◆ TASK BRIEF: Copy out each line of the data holding "reported".

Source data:

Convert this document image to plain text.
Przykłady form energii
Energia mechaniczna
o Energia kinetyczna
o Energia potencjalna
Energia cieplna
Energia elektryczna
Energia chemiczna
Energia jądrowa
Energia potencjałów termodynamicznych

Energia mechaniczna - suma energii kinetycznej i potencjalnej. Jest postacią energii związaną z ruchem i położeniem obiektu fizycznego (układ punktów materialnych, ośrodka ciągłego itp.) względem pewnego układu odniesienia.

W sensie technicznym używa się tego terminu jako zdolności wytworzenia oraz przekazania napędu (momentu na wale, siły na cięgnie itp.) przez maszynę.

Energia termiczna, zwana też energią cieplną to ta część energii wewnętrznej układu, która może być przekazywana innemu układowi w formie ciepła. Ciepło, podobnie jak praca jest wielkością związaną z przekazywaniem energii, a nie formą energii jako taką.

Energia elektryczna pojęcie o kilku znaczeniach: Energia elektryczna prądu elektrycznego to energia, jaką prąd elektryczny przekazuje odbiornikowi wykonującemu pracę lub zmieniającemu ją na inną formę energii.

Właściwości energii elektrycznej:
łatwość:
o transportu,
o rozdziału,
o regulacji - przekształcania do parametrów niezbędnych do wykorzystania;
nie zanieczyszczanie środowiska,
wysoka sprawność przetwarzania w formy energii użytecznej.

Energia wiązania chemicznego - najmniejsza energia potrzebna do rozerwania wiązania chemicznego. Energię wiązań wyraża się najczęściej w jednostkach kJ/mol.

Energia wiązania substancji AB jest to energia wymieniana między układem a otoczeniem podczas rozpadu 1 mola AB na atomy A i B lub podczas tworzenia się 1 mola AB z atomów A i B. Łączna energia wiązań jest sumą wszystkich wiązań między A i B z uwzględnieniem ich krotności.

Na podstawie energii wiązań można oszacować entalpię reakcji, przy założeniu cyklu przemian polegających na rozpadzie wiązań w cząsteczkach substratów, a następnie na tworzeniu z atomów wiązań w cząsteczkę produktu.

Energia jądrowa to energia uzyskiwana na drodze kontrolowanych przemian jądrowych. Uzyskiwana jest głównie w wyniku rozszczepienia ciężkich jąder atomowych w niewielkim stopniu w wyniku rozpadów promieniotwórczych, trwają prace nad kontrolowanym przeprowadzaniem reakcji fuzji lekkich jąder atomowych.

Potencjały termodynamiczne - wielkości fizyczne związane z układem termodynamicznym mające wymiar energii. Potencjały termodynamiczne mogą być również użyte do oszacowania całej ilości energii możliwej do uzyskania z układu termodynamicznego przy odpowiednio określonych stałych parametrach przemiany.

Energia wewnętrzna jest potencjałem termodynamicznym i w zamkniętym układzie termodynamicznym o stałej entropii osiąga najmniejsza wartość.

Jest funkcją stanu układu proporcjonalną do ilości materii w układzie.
==
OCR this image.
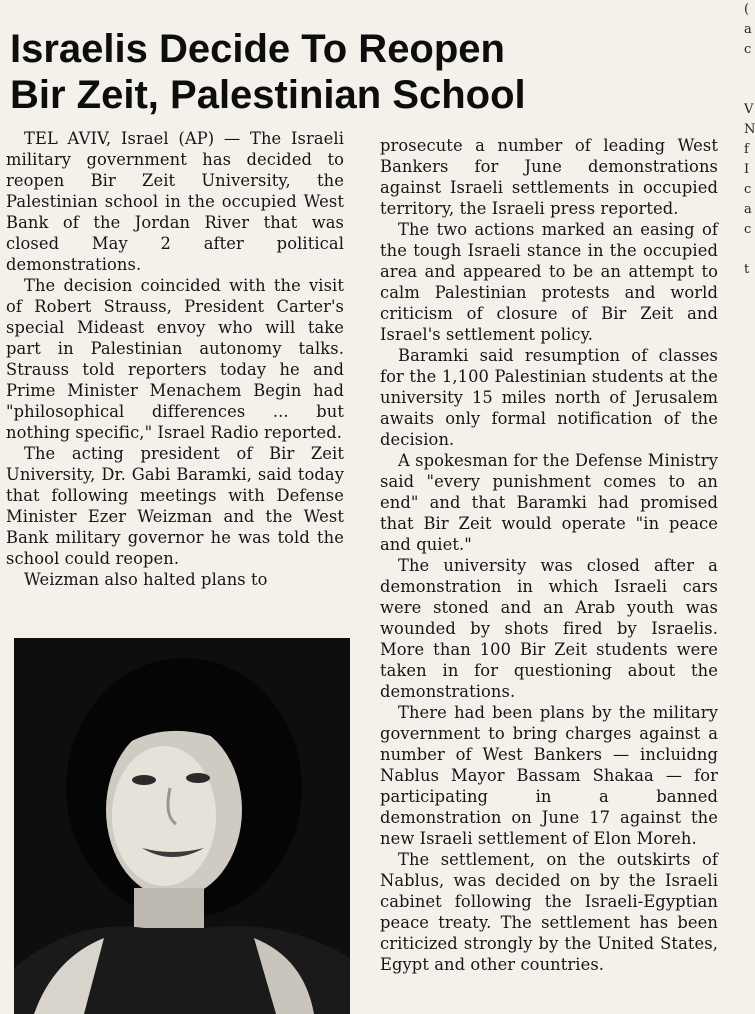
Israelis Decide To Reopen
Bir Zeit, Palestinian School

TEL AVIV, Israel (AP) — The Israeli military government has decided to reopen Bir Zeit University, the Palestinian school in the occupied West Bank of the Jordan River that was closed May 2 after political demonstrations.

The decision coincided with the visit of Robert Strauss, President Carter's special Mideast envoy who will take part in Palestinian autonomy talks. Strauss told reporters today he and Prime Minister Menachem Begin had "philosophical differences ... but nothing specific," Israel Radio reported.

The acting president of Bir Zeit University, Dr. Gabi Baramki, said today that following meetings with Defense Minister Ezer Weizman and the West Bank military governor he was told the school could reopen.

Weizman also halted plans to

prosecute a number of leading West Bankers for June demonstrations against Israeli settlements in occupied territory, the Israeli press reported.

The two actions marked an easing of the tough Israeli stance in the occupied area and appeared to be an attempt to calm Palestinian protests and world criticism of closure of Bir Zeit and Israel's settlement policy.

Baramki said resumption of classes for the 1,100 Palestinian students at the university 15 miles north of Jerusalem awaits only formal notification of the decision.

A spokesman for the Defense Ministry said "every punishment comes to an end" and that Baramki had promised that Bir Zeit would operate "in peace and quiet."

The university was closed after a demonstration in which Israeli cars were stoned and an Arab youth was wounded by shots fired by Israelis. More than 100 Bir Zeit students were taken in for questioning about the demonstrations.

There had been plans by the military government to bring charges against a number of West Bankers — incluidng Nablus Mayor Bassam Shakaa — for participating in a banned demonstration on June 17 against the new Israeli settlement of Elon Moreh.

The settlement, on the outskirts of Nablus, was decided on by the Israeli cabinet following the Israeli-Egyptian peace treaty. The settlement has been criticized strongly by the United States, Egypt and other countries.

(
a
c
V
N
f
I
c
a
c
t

◆ SOLUTION TO THE PROBLEM:
The decision coincided with the visit of Robert Strauss, President Carter's special Mideast envoy who will take part in Palestinian autonomy talks. Strauss told reporters today he and Prime Minister Menachem Begin had "philosophical differences ... but nothing specific," Israel Radio reported.
prosecute a number of leading West Bankers for June demonstrations against Israeli settlements in occupied territory, the Israeli press reported.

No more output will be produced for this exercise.